Set problem :: Beginning with the line that contains "Transcribe the text in this document.", extract each line through the end of the listing below, with no additions or omissions.

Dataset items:
☆ ☆ ☆
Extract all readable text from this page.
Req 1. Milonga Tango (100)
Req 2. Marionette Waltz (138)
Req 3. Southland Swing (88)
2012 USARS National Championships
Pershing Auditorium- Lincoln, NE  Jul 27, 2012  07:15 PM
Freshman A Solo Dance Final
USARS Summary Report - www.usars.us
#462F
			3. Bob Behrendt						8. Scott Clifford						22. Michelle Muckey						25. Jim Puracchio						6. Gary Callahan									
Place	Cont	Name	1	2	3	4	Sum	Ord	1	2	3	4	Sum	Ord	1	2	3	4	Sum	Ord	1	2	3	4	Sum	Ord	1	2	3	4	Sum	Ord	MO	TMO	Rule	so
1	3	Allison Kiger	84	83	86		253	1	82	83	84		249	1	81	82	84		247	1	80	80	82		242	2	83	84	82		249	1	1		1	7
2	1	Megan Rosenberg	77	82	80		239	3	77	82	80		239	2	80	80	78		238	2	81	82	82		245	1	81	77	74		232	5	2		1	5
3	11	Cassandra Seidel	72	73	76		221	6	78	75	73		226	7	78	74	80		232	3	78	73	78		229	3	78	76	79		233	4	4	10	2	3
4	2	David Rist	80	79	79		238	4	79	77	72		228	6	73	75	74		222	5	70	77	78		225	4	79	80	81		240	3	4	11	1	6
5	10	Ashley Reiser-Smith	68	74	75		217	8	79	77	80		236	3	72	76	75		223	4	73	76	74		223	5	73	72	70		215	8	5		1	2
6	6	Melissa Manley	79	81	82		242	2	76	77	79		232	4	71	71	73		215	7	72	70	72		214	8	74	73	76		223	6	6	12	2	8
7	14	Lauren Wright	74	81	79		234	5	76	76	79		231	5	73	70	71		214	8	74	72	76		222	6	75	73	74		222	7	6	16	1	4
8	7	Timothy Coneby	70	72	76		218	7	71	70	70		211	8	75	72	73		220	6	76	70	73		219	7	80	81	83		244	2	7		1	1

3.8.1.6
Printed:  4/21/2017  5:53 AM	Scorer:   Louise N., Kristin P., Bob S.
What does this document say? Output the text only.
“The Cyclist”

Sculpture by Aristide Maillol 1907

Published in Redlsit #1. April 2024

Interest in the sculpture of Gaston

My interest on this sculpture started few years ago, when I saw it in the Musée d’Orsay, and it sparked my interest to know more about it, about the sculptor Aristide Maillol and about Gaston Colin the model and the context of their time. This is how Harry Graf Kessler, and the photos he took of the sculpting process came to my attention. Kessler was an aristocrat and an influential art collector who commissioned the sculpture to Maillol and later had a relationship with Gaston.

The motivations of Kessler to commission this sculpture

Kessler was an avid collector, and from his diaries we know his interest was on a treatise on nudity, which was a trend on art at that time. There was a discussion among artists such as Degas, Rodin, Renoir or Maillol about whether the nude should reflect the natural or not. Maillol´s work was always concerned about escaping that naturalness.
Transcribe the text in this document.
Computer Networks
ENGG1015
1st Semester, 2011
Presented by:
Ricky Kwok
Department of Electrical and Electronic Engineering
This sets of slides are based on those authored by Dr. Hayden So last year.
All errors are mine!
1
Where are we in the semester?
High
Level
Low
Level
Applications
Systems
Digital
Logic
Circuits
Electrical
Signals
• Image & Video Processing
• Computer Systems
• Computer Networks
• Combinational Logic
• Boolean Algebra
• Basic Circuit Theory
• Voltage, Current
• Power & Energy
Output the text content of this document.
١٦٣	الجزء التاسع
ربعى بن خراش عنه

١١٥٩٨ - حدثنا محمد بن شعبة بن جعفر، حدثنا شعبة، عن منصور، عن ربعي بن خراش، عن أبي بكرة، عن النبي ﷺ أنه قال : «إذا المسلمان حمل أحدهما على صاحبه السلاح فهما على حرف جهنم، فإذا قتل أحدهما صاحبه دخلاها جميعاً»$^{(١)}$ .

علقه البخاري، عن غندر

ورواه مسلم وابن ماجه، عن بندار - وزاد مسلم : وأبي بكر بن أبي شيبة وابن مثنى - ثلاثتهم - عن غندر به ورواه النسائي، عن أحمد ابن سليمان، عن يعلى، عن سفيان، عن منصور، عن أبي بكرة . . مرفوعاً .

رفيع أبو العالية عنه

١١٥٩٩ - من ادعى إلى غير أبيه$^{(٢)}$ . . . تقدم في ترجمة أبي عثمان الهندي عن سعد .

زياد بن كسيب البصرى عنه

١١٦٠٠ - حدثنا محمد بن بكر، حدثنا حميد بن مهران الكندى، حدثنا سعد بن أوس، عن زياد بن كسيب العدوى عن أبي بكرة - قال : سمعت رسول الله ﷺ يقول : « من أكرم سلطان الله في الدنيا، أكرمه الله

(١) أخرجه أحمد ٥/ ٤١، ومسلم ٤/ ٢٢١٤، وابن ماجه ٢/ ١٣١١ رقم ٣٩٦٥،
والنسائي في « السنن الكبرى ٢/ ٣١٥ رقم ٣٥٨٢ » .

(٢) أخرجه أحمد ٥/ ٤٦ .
☆ ☆ ☆
Task result ::
Transcribe the text in this document.
Computer Networks
ENGG1015
1st Semester, 2011
Presented by:
Ricky Kwok
Department of Electrical and Electronic Engineering
This sets of slides are based on those authored by Dr. Hayden So last year.
All errors are mine!
1
Where are we in the semester?
High
Level
Low
Level
Applications
Systems
Digital
Logic
Circuits
Electrical
Signals
• Image & Video Processing
• Computer Systems
• Computer Networks
• Combinational Logic
• Boolean Algebra
• Basic Circuit Theory
• Voltage, Current
• Power & Energy
Output the text content of this document.
١٦٣	الجزء التاسع
ربعى بن خراش عنه

١١٥٩٨ - حدثنا محمد بن شعبة بن جعفر، حدثنا شعبة، عن منصور، عن ربعي بن خراش، عن أبي بكرة، عن النبي ﷺ أنه قال : «إذا المسلمان حمل أحدهما على صاحبه السلاح فهما على حرف جهنم، فإذا قتل أحدهما صاحبه دخلاها جميعاً»$^{(١)}$ .

علقه البخاري، عن غندر

ورواه مسلم وابن ماجه، عن بندار - وزاد مسلم : وأبي بكر بن أبي شيبة وابن مثنى - ثلاثتهم - عن غندر به ورواه النسائي، عن أحمد ابن سليمان، عن يعلى، عن سفيان، عن منصور، عن أبي بكرة . . مرفوعاً .

رفيع أبو العالية عنه

١١٥٩٩ - من ادعى إلى غير أبيه$^{(٢)}$ . . . تقدم في ترجمة أبي عثمان الهندي عن سعد .

زياد بن كسيب البصرى عنه

١١٦٠٠ - حدثنا محمد بن بكر، حدثنا حميد بن مهران الكندى، حدثنا سعد بن أوس، عن زياد بن كسيب العدوى عن أبي بكرة - قال : سمعت رسول الله ﷺ يقول : « من أكرم سلطان الله في الدنيا، أكرمه الله

(١) أخرجه أحمد ٥/ ٤١، ومسلم ٤/ ٢٢١٤، وابن ماجه ٢/ ١٣١١ رقم ٣٩٦٥،
والنسائي في « السنن الكبرى ٢/ ٣١٥ رقم ٣٥٨٢ » .

(٢) أخرجه أحمد ٥/ ٤٦ .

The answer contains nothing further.